+++ EXCERPTED RECORDS +++
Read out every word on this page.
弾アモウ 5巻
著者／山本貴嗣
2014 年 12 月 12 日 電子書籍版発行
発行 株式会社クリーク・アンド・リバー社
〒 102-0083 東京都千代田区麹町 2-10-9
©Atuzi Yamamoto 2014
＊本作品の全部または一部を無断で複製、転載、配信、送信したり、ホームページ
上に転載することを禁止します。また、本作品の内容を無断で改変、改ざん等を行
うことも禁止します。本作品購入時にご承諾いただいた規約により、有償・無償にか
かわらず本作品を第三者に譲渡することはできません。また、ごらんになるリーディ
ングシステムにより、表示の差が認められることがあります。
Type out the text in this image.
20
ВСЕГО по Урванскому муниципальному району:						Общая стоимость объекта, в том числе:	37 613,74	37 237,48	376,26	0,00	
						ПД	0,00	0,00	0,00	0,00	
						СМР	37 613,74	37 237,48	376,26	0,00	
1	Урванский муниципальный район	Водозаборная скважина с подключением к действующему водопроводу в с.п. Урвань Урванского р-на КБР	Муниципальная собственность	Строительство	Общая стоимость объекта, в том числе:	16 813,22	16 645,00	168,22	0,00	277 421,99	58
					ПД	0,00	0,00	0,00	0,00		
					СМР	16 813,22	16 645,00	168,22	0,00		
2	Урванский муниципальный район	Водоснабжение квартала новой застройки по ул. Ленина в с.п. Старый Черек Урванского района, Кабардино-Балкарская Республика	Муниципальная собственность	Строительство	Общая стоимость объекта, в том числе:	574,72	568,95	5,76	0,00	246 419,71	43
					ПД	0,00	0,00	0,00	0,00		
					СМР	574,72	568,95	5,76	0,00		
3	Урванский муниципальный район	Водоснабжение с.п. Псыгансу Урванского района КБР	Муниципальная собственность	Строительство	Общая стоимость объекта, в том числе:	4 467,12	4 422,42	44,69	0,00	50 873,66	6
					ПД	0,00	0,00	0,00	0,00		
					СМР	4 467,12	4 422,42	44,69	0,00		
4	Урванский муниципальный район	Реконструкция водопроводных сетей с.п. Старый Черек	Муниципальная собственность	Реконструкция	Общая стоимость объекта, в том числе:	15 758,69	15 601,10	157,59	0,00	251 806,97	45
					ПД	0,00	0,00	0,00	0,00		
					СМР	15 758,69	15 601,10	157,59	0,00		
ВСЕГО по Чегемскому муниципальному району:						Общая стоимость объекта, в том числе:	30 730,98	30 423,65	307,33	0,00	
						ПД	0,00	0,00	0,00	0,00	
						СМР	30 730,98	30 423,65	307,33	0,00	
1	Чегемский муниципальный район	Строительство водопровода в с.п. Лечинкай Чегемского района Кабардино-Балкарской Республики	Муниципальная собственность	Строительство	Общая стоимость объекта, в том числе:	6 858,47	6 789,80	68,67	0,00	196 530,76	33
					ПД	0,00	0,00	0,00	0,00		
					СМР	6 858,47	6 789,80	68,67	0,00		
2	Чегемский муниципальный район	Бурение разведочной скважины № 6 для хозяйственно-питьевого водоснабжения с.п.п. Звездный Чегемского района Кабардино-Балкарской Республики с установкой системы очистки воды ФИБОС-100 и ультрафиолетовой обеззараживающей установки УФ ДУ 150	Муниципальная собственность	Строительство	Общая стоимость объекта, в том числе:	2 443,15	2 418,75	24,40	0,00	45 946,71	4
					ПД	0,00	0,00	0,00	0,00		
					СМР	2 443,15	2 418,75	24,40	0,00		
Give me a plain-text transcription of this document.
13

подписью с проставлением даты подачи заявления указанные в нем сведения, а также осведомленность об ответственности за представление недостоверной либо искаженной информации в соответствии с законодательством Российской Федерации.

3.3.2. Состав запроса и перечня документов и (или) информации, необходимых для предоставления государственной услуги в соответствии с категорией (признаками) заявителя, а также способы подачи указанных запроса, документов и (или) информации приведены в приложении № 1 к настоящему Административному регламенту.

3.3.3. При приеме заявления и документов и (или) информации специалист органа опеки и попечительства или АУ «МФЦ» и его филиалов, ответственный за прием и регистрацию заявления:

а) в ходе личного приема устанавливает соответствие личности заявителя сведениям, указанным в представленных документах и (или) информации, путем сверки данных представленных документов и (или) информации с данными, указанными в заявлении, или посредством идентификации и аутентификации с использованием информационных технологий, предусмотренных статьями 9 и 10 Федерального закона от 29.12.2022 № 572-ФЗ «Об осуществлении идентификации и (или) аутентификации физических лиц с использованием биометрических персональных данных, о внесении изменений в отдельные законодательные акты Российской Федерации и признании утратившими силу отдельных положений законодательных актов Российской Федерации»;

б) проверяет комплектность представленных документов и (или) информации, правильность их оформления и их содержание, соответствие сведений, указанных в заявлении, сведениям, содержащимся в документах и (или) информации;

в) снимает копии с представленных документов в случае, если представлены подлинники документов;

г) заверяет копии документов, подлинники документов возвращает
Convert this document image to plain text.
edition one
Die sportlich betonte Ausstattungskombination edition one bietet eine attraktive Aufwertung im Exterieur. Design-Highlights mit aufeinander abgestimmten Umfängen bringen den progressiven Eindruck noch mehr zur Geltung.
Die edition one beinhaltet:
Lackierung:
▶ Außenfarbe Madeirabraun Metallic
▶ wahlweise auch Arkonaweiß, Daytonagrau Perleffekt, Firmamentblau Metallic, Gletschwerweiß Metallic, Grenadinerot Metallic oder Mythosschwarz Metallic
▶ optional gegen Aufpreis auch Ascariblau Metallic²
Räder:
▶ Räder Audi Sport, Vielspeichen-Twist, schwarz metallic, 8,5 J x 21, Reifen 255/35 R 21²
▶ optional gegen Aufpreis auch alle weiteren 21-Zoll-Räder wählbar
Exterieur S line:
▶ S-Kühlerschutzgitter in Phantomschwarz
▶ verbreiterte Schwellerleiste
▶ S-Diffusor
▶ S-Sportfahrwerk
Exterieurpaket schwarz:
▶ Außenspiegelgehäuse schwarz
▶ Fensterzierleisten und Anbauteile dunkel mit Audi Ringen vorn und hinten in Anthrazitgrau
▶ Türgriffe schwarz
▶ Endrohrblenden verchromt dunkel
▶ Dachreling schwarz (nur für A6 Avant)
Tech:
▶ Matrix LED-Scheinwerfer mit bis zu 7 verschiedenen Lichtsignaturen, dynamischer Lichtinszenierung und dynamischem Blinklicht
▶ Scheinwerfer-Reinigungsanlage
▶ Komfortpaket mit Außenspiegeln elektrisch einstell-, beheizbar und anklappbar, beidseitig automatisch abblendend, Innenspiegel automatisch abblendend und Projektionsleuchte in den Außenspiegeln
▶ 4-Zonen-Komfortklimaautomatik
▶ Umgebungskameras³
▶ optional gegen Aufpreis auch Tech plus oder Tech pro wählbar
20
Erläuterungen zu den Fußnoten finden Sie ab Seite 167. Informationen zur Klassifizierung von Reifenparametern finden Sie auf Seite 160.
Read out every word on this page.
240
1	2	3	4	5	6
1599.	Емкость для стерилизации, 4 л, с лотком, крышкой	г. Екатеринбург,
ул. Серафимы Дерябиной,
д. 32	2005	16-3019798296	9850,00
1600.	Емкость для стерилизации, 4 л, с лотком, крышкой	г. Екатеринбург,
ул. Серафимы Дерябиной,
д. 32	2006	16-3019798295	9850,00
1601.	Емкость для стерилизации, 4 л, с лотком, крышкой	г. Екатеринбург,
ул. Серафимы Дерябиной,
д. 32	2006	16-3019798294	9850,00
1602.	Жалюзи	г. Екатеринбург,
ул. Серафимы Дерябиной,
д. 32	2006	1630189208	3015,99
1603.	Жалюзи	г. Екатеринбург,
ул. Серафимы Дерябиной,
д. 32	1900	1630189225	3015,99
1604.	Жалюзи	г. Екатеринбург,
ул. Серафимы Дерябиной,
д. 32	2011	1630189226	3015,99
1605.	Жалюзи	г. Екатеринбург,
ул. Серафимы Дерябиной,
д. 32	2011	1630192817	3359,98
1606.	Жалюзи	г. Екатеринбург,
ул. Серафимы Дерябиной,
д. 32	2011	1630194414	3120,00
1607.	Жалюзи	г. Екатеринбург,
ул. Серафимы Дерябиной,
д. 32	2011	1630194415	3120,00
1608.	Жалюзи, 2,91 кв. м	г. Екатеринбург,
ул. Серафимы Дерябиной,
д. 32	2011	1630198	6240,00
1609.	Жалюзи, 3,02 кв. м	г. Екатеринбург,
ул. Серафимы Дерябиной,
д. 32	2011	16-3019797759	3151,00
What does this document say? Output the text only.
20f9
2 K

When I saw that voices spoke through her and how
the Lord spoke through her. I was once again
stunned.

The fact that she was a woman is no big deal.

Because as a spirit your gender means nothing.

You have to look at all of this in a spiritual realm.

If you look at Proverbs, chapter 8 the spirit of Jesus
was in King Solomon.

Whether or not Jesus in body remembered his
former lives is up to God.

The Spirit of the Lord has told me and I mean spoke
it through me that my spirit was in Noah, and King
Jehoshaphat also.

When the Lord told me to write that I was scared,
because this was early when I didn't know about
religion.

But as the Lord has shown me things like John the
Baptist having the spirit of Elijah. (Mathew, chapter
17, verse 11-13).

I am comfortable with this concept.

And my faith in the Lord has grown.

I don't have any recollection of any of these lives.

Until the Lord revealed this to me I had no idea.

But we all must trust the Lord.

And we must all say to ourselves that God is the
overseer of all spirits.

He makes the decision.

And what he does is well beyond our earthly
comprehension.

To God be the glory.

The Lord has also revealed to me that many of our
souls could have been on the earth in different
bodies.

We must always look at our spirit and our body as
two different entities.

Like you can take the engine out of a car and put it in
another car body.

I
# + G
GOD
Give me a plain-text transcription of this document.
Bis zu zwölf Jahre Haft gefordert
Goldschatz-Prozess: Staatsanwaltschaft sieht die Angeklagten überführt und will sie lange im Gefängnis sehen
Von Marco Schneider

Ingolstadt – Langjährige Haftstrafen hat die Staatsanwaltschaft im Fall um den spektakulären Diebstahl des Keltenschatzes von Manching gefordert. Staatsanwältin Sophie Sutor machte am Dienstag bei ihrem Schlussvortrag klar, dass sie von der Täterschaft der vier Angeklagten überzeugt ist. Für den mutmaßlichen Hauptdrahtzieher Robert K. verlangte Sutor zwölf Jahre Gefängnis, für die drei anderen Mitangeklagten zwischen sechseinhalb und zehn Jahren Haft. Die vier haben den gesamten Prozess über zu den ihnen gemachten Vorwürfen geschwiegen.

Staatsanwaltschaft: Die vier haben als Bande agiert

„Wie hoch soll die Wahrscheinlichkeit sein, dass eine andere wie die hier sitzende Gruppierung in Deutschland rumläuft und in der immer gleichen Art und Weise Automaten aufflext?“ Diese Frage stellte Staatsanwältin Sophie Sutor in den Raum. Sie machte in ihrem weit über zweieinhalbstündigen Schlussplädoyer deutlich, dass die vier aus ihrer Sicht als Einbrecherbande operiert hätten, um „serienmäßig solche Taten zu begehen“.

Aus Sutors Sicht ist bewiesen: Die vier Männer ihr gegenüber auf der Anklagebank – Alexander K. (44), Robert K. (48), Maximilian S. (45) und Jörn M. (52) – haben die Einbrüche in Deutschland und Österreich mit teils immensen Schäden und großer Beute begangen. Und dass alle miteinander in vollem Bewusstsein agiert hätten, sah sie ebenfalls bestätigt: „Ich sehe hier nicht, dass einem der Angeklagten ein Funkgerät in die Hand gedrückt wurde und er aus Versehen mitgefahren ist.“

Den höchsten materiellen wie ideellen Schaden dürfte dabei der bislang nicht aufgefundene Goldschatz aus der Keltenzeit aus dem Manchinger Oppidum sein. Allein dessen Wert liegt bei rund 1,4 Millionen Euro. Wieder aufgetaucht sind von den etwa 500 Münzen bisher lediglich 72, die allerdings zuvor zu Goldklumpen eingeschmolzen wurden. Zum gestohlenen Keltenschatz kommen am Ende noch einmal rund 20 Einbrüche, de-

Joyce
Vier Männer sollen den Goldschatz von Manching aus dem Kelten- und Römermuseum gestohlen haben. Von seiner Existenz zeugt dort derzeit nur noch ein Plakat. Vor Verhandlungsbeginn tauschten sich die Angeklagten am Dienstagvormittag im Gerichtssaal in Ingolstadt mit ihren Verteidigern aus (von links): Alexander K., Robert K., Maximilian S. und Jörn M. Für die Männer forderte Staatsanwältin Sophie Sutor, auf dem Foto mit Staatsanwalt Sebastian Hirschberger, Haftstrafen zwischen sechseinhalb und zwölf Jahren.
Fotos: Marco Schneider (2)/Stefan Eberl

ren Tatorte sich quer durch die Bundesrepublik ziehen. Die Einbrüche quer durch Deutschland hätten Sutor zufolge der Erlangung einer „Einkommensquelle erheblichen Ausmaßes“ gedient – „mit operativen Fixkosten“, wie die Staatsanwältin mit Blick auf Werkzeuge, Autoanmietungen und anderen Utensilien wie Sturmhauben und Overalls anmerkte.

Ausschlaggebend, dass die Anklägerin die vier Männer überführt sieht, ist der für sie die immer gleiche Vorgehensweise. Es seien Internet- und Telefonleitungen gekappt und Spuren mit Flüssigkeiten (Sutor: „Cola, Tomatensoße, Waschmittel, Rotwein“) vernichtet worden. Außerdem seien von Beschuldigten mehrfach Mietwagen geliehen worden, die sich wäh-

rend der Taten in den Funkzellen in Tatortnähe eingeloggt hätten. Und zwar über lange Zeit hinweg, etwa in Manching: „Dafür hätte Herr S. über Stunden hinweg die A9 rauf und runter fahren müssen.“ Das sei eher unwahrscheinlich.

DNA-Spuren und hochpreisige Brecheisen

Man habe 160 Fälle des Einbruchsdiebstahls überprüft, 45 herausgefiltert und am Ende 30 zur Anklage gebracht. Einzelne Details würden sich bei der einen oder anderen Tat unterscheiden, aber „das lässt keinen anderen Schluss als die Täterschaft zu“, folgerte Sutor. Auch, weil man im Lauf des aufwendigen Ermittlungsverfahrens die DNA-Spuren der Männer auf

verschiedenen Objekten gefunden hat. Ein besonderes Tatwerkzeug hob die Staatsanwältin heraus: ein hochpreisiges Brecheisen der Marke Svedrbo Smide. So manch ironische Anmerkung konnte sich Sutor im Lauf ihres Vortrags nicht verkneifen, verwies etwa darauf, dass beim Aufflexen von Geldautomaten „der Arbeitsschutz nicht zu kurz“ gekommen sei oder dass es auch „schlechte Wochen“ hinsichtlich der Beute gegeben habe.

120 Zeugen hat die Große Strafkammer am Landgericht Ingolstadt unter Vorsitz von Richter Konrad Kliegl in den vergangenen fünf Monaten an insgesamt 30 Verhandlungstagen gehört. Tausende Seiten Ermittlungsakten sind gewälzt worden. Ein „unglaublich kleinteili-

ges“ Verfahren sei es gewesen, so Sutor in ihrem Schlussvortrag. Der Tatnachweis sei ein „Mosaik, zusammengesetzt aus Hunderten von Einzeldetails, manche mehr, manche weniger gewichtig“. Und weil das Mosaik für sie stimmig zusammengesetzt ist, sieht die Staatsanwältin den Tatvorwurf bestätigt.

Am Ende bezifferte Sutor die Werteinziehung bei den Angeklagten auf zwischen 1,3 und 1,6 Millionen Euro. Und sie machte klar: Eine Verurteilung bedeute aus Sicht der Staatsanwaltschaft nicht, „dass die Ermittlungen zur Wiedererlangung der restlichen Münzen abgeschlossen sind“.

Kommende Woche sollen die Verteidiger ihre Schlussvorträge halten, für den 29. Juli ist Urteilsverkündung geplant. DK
+++
## AIM OF THE TASK
Return from the data every line that holds "told".

## EXERCISE RESPONSE
The Spirit of the Lord has told me and I mean spoke
When the Lord told me to write that I was scared,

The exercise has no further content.